- [WHAT THE TASK REQUIRES] Transcribe every line exactly. Leave the pictures behind.

- [INFORMATION GIVEN]
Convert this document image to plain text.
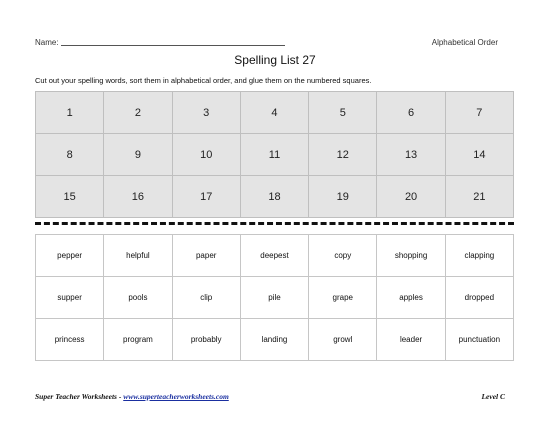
Name:	Alphabetical Order
Spelling List 27
Cut out your spelling words, sort them in alphabetical order, and glue them on the numbered squares.
1	2	3	4	5	6	7
8	9	10	11	12	13	14
15	16	17	18	19	20	21
pepper	helpful	paper	deepest	copy	shopping	clapping
supper	pools	clip	pile	grape	apples	dropped
princess	program	probably	landing	growl	leader	punctuation
Super Teacher Worksheets - www.superteacherworksheets.com	Level C
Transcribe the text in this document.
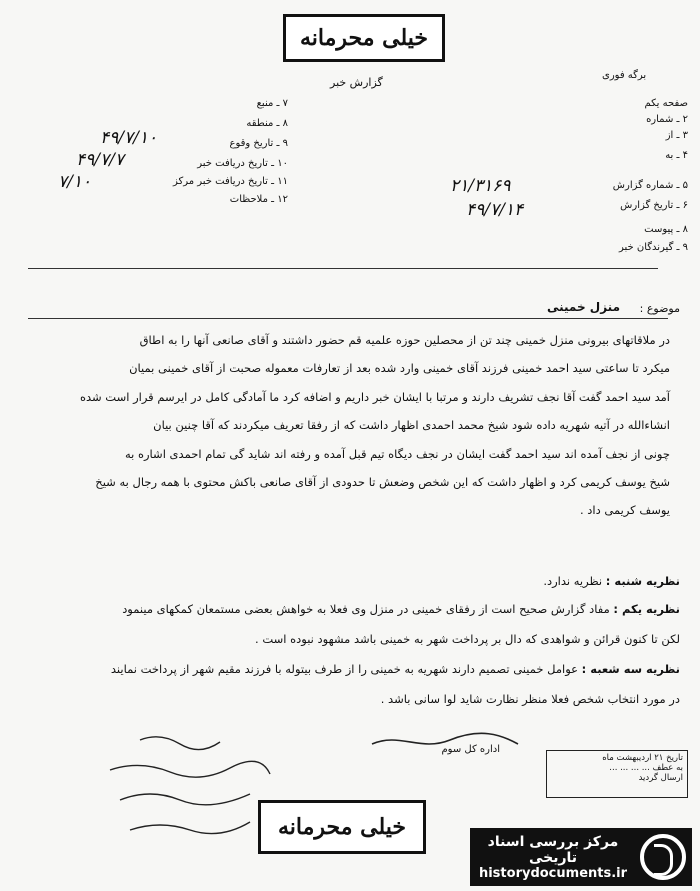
خیلی محرمانه

گزارش خبر
برگه فوری
صفحه یکم
۲ ـ شماره
۳ ـ از
۴ ـ به
۵ ـ شماره گزارش
۶ ـ تاریخ گزارش
۸ ـ پیوست
۹ ـ گیرندگان خبر
۲۱/۳۱۶۹
۴۹/۷/۱۴
۷ ـ منبع
۸ ـ منطقه
۹ ـ تاریخ وقوع
۱۰ ـ تاریخ دریافت خبر
۱۱ ـ تاریخ دریافت خبر مرکز
۱۲ ـ ملاحظات
۴۹/۷/۱۰
۴۹/۷/۷
۷/۱۰
موضوع :
منزل خمینی

در ملاقاتهای بیرونی منزل خمینی چند تن از محصلین حوزه علمیه قم حضور داشتند و آقای صانعی آنها را به اطاق

میکرد تا ساعتی سید احمد خمینی فرزند آقای خمینی وارد شده بعد از تعارفات معموله صحبت از آقای خمینی بمیان

آمد سید احمد گفت آقا نجف تشریف دارند و مرتبا با ایشان خبر داریم و اضافه کرد ما آمادگی کامل در ایرسم قرار است شده

انشاءالله در آتیه شهریه داده شود شیخ محمد احمدی اظهار داشت که از رفقا تعریف میکردند که آقا چنین بیان

چونی از نجف آمده اند سید احمد گفت ایشان در نجف دیگاه تیم قبل آمده و رفته اند شاید گی تمام احمدی اشاره به

شیخ یوسف کریمی کرد و اظهار داشت که این شخص وضعش تا حدودی از آقای صانعی باکش محتوی با همه رجال به شیخ

یوسف کریمی داد .

نظریه شنبه : نظریه ندارد.
نظریه یکم : مفاد گزارش صحیح است از رفقای خمینی در منزل وی فعلا به خواهش بعضی مستمعان کمکهای مینمود
لکن تا کنون قرائن و شواهدی که دال بر پرداخت شهر به خمینی باشد مشهود نبوده است .
نظریه سه شعبه : عوامل خمینی تصمیم دارند شهریه به خمینی را از طرف بیتوله با فرزند مقیم شهر از پرداخت نمایند
در مورد انتخاب شخص فعلا منظر نظارت شاید لوا سانی باشد .
اداره کل سوم
تاریخ ۲۱ اردیبهشت ماه
به عطف ... ... ... ...
ارسال گردید
خیلی محرمانه
مرکز بررسی اسناد تاریخی
historydocuments.ir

- [ANSWER]
Convert this document image to plain text.
Name:	Alphabetical Order
Spelling List 27
Cut out your spelling words, sort them in alphabetical order, and glue them on the numbered squares.
1	2	3	4	5	6	7
8	9	10	11	12	13	14
15	16	17	18	19	20	21
pepper	helpful	paper	deepest	copy	shopping	clapping
supper	pools	clip	pile	grape	apples	dropped
princess	program	probably	landing	growl	leader	punctuation
Super Teacher Worksheets - www.superteacherworksheets.com	Level C
Transcribe the text in this document.
خیلی محرمانه

گزارش خبر
برگه فوری
صفحه یکم
۲ ـ شماره
۳ ـ از
۴ ـ به
۵ ـ شماره گزارش
۶ ـ تاریخ گزارش
۸ ـ پیوست
۹ ـ گیرندگان خبر
۲۱/۳۱۶۹
۴۹/۷/۱۴
۷ ـ منبع
۸ ـ منطقه
۹ ـ تاریخ وقوع
۱۰ ـ تاریخ دریافت خبر
۱۱ ـ تاریخ دریافت خبر مرکز
۱۲ ـ ملاحظات
۴۹/۷/۱۰
۴۹/۷/۷
۷/۱۰
موضوع :
منزل خمینی

در ملاقاتهای بیرونی منزل خمینی چند تن از محصلین حوزه علمیه قم حضور داشتند و آقای صانعی آنها را به اطاق

میکرد تا ساعتی سید احمد خمینی فرزند آقای خمینی وارد شده بعد از تعارفات معموله صحبت از آقای خمینی بمیان

آمد سید احمد گفت آقا نجف تشریف دارند و مرتبا با ایشان خبر داریم و اضافه کرد ما آمادگی کامل در ایرسم قرار است شده

انشاءالله در آتیه شهریه داده شود شیخ محمد احمدی اظهار داشت که از رفقا تعریف میکردند که آقا چنین بیان

چونی از نجف آمده اند سید احمد گفت ایشان در نجف دیگاه تیم قبل آمده و رفته اند شاید گی تمام احمدی اشاره به

شیخ یوسف کریمی کرد و اظهار داشت که این شخص وضعش تا حدودی از آقای صانعی باکش محتوی با همه رجال به شیخ

یوسف کریمی داد .

نظریه شنبه : نظریه ندارد.
نظریه یکم : مفاد گزارش صحیح است از رفقای خمینی در منزل وی فعلا به خواهش بعضی مستمعان کمکهای مینمود
لکن تا کنون قرائن و شواهدی که دال بر پرداخت شهر به خمینی باشد مشهود نبوده است .
نظریه سه شعبه : عوامل خمینی تصمیم دارند شهریه به خمینی را از طرف بیتوله با فرزند مقیم شهر از پرداخت نمایند
در مورد انتخاب شخص فعلا منظر نظارت شاید لوا سانی باشد .
اداره کل سوم
تاریخ ۲۱ اردیبهشت ماه
به عطف ... ... ... ...
ارسال گردید
خیلی محرمانه
مرکز بررسی اسناد تاریخی
historydocuments.ir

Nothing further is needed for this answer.